WHAT YOU HAVE TO DO
Go through the entries below and retype them exactly, omitting each picture.

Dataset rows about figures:
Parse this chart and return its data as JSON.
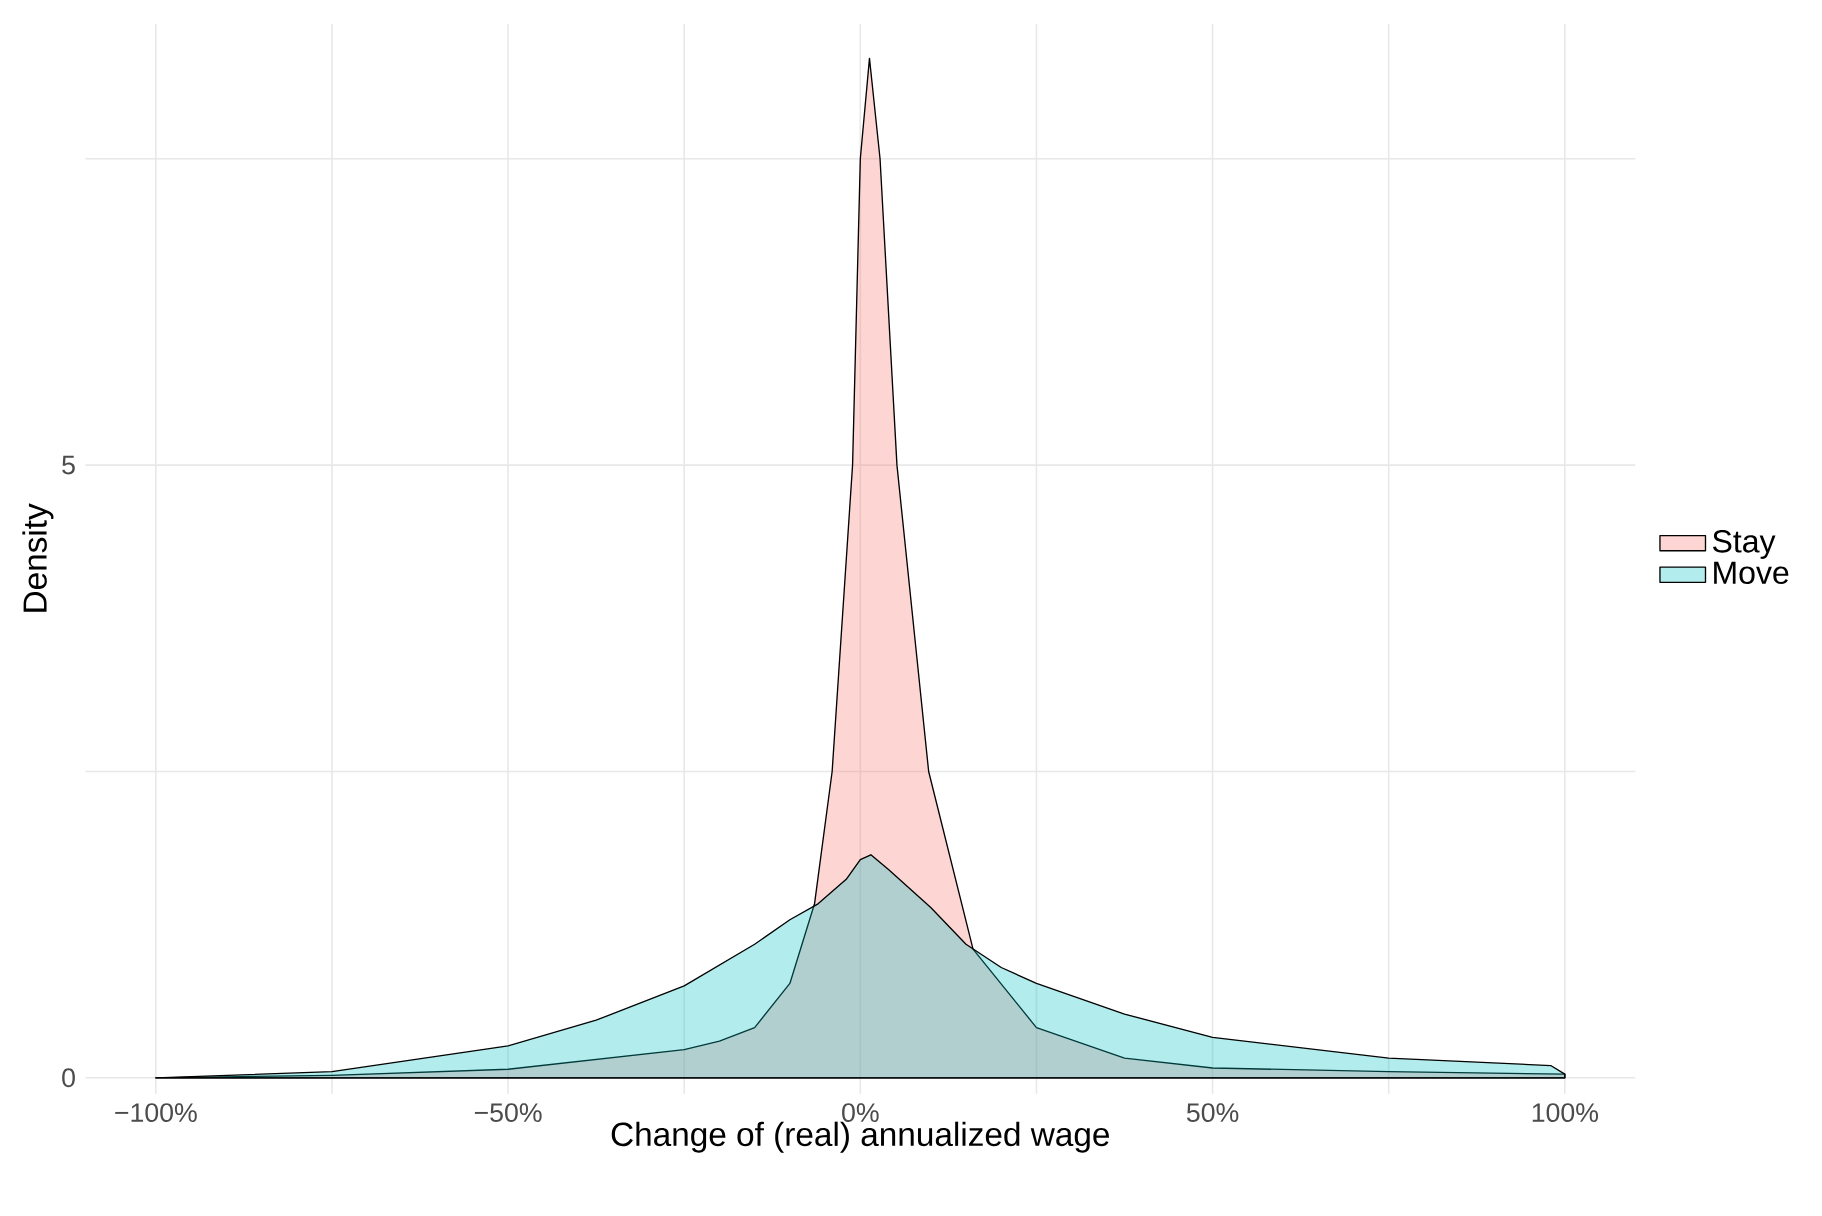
{
  "chart_data": {
    "type": "area",
    "xlabel": "Change of (real) annualized wage",
    "ylabel": "Density",
    "xlim": [
      -110,
      110
    ],
    "ylim": [
      -0.13,
      8.6
    ],
    "xticks": [
      {
        "value": -100,
        "label": "−100%"
      },
      {
        "value": -75,
        "label": null
      },
      {
        "value": -50,
        "label": "−50%"
      },
      {
        "value": -25,
        "label": null
      },
      {
        "value": 0,
        "label": "0%"
      },
      {
        "value": 25,
        "label": null
      },
      {
        "value": 50,
        "label": "50%"
      },
      {
        "value": 75,
        "label": null
      },
      {
        "value": 100,
        "label": "100%"
      }
    ],
    "yticks": [
      0,
      {
        "value": 2.5,
        "label": null
      },
      5,
      {
        "value": 7.5,
        "label": null
      }
    ],
    "grid": true,
    "legend": "right",
    "series": [
      {
        "name": "Stay",
        "color": "#f8766d",
        "x": [
          -100,
          -75,
          -50,
          -25,
          -20,
          -15,
          -10,
          -6.5,
          -4,
          -1.1,
          0,
          1.3,
          2.8,
          5.2,
          9.7,
          16,
          25,
          37.5,
          50,
          75,
          100
        ],
        "values": [
          0,
          0.02,
          0.07,
          0.23,
          0.3,
          0.41,
          0.77,
          1.42,
          2.5,
          5,
          7.5,
          8.32,
          7.5,
          5,
          2.5,
          1.05,
          0.41,
          0.16,
          0.08,
          0.05,
          0.03
        ]
      },
      {
        "name": "Move",
        "color": "#00bfc4",
        "x": [
          -100,
          -75,
          -50,
          -37.5,
          -25,
          -15,
          -10,
          -6,
          -2,
          0,
          1.5,
          4,
          10,
          15,
          20,
          25,
          37.5,
          50,
          75,
          98,
          100
        ],
        "values": [
          0,
          0.05,
          0.26,
          0.47,
          0.75,
          1.09,
          1.29,
          1.42,
          1.62,
          1.78,
          1.82,
          1.7,
          1.39,
          1.09,
          0.9,
          0.77,
          0.52,
          0.33,
          0.16,
          0.1,
          0.03
        ]
      }
    ]
  }
}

TASK RESULT
Parse this chart and return its data as JSON.
{
  "chart_data": {
    "type": "area",
    "xlabel": "Change of (real) annualized wage",
    "ylabel": "Density",
    "xlim": [
      -110,
      110
    ],
    "ylim": [
      -0.13,
      8.6
    ],
    "xticks": [
      {
        "value": -100,
        "label": "−100%"
      },
      {
        "value": -75,
        "label": null
      },
      {
        "value": -50,
        "label": "−50%"
      },
      {
        "value": -25,
        "label": null
      },
      {
        "value": 0,
        "label": "0%"
      },
      {
        "value": 25,
        "label": null
      },
      {
        "value": 50,
        "label": "50%"
      },
      {
        "value": 75,
        "label": null
      },
      {
        "value": 100,
        "label": "100%"
      }
    ],
    "yticks": [
      0,
      {
        "value": 2.5,
        "label": null
      },
      5,
      {
        "value": 7.5,
        "label": null
      }
    ],
    "grid": true,
    "legend": "right",
    "series": [
      {
        "name": "Stay",
        "color": "#f8766d",
        "x": [
          -100,
          -75,
          -50,
          -25,
          -20,
          -15,
          -10,
          -6.5,
          -4,
          -1.1,
          0,
          1.3,
          2.8,
          5.2,
          9.7,
          16,
          25,
          37.5,
          50,
          75,
          100
        ],
        "values": [
          0,
          0.02,
          0.07,
          0.23,
          0.3,
          0.41,
          0.77,
          1.42,
          2.5,
          5,
          7.5,
          8.32,
          7.5,
          5,
          2.5,
          1.05,
          0.41,
          0.16,
          0.08,
          0.05,
          0.03
        ]
      },
      {
        "name": "Move",
        "color": "#00bfc4",
        "x": [
          -100,
          -75,
          -50,
          -37.5,
          -25,
          -15,
          -10,
          -6,
          -2,
          0,
          1.5,
          4,
          10,
          15,
          20,
          25,
          37.5,
          50,
          75,
          98,
          100
        ],
        "values": [
          0,
          0.05,
          0.26,
          0.47,
          0.75,
          1.09,
          1.29,
          1.42,
          1.62,
          1.78,
          1.82,
          1.7,
          1.39,
          1.09,
          0.9,
          0.77,
          0.52,
          0.33,
          0.16,
          0.1,
          0.03
        ]
      }
    ]
  }
}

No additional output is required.